- Task statement
Exactly how many lines have the word "junto"? Answer with the bare number.

Stored entries
--------------------------------------------------

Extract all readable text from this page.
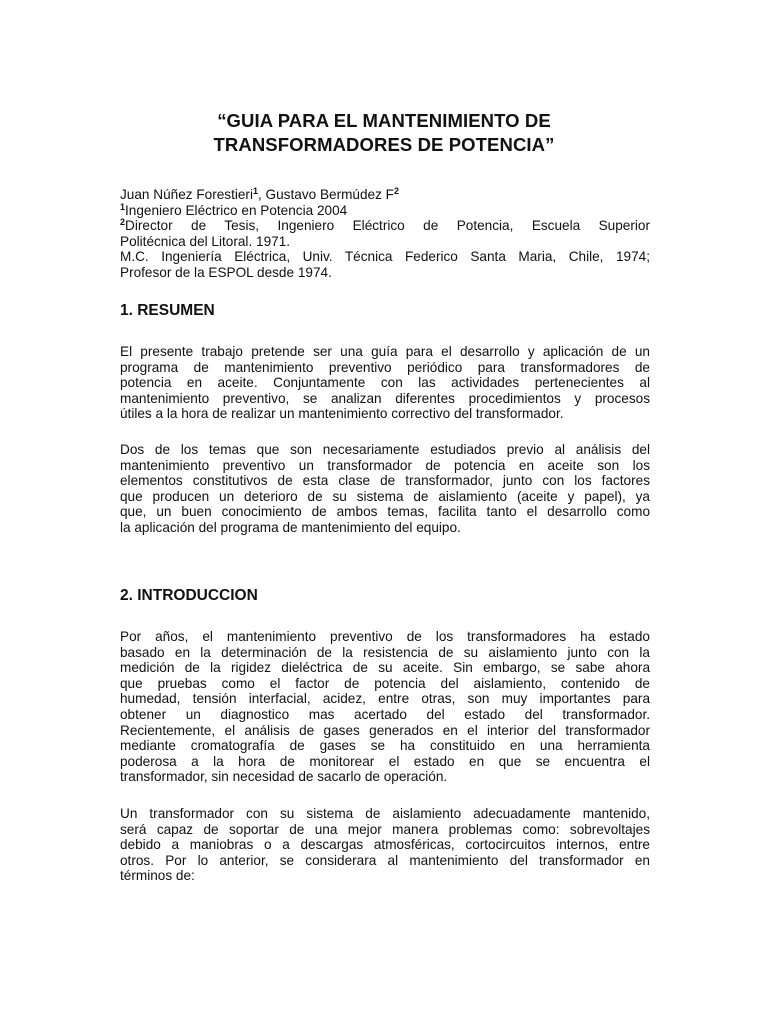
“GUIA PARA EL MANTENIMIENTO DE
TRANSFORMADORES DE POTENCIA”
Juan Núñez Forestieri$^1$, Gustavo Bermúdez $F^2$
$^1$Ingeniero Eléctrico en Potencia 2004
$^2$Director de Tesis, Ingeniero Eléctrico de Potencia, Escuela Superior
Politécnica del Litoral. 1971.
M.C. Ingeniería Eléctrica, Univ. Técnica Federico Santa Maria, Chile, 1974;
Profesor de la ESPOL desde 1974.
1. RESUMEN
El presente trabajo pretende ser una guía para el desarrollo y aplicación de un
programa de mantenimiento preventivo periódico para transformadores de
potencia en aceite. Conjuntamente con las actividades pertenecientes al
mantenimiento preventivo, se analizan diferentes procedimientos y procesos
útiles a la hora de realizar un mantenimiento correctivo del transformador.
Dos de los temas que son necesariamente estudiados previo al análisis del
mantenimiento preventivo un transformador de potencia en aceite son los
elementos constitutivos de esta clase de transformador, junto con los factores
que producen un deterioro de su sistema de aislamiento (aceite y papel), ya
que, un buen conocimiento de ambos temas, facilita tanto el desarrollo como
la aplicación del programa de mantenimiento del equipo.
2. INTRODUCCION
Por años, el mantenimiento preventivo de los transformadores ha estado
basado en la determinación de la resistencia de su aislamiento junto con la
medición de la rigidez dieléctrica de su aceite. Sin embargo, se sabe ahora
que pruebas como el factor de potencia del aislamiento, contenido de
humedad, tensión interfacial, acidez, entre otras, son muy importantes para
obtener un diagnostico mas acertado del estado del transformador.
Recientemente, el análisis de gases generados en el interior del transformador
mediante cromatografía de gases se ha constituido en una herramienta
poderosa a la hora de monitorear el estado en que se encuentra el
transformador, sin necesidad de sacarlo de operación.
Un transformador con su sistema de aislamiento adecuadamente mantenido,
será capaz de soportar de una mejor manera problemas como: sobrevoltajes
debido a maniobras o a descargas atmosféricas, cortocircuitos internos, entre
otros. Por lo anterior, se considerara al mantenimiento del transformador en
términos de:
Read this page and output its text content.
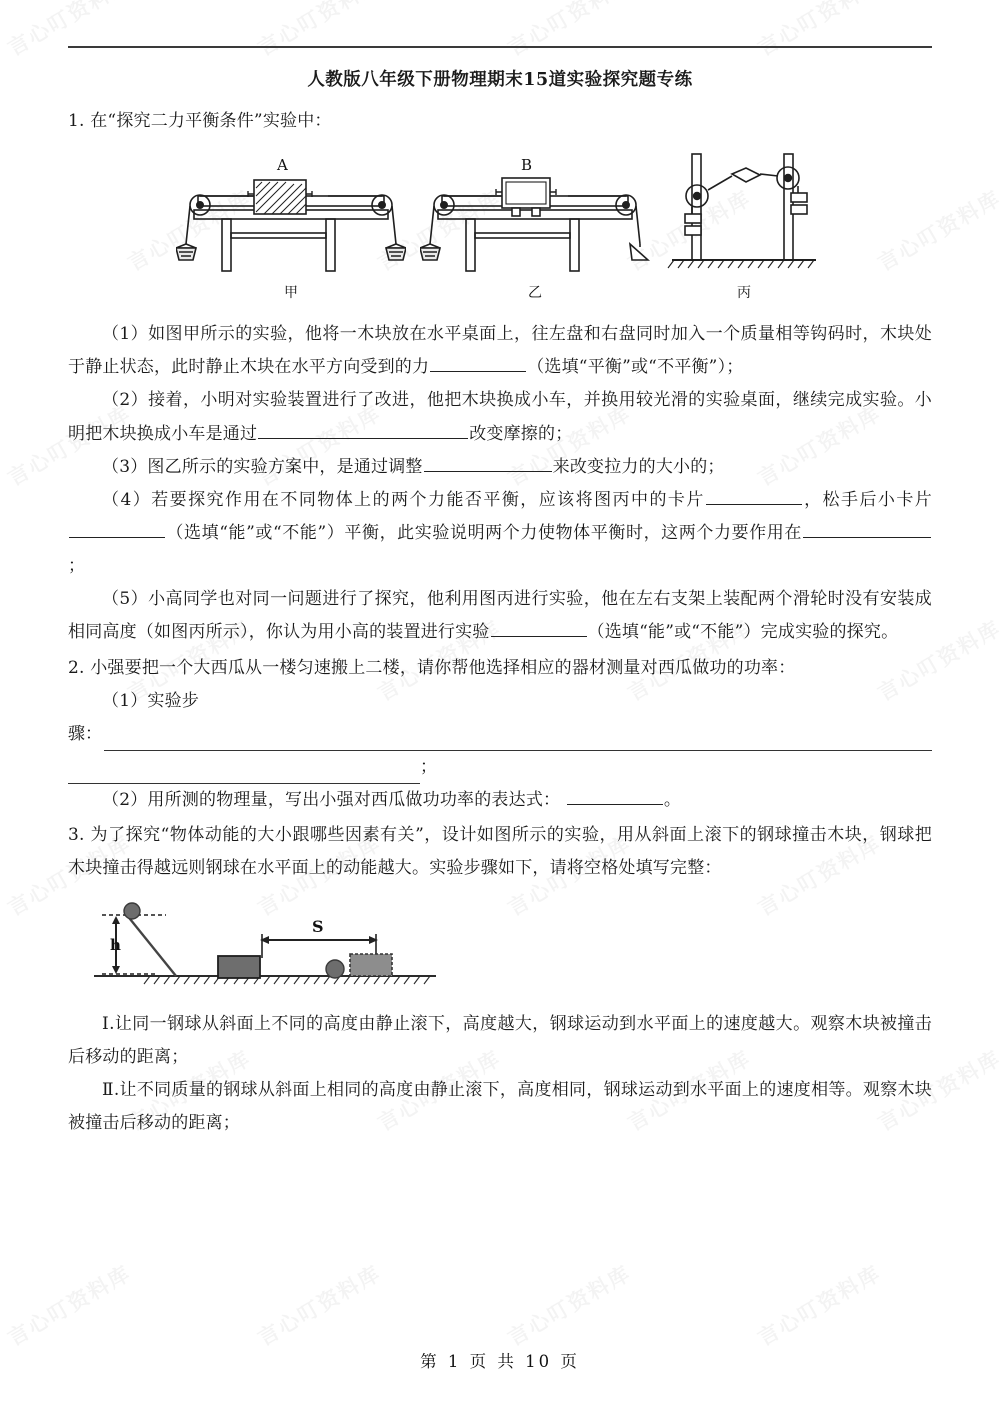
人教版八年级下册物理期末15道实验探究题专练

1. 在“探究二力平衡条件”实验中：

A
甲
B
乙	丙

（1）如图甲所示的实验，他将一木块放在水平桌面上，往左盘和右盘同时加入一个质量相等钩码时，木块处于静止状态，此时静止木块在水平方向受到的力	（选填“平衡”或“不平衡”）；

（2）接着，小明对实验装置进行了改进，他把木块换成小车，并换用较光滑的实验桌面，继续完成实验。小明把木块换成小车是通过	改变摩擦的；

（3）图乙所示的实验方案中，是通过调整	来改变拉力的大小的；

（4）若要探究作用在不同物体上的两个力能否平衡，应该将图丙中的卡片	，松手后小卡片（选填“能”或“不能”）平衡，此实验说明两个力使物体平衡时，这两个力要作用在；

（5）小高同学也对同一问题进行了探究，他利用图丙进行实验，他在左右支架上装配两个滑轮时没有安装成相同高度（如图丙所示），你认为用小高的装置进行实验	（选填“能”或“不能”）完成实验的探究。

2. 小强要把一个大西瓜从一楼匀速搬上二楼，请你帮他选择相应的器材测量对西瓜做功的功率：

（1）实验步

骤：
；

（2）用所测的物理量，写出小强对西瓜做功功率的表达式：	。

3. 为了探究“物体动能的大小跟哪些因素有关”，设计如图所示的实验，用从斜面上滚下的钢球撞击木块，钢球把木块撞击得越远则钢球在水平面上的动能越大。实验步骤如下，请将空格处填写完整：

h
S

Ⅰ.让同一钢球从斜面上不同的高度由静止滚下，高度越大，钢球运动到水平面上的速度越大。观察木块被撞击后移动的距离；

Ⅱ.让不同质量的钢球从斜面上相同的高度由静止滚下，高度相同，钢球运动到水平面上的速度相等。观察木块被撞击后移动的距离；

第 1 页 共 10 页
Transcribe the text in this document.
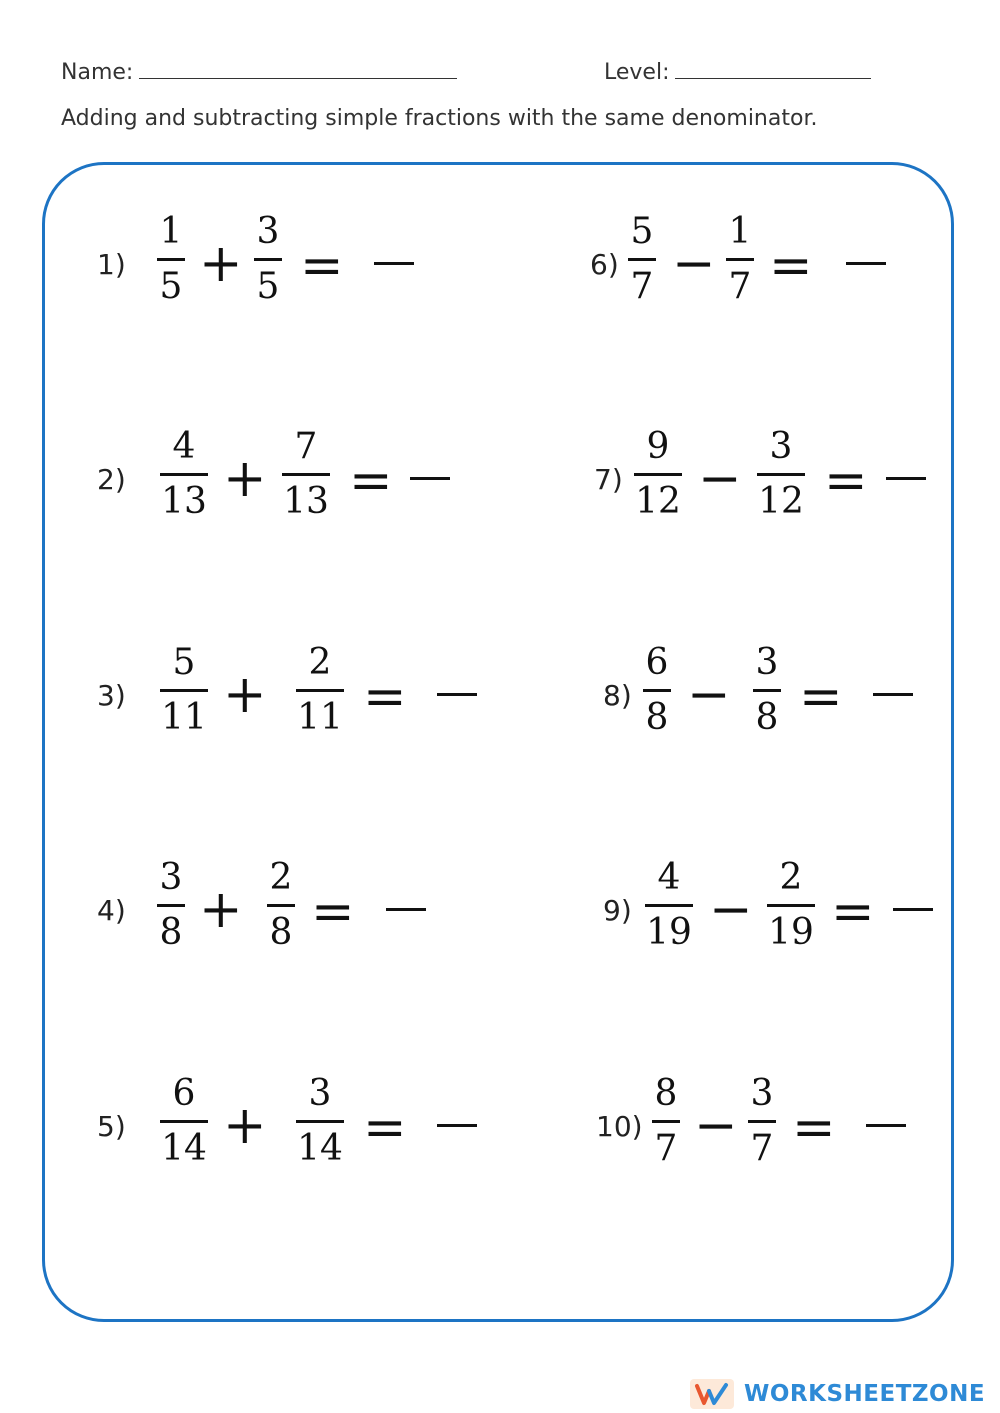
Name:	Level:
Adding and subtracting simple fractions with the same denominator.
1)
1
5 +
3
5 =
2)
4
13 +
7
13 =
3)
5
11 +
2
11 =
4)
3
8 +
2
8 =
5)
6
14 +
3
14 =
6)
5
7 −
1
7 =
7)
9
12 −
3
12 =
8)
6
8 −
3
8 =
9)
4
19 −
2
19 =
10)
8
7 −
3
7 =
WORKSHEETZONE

--------------------------------------------------

- Answer to this exercise
2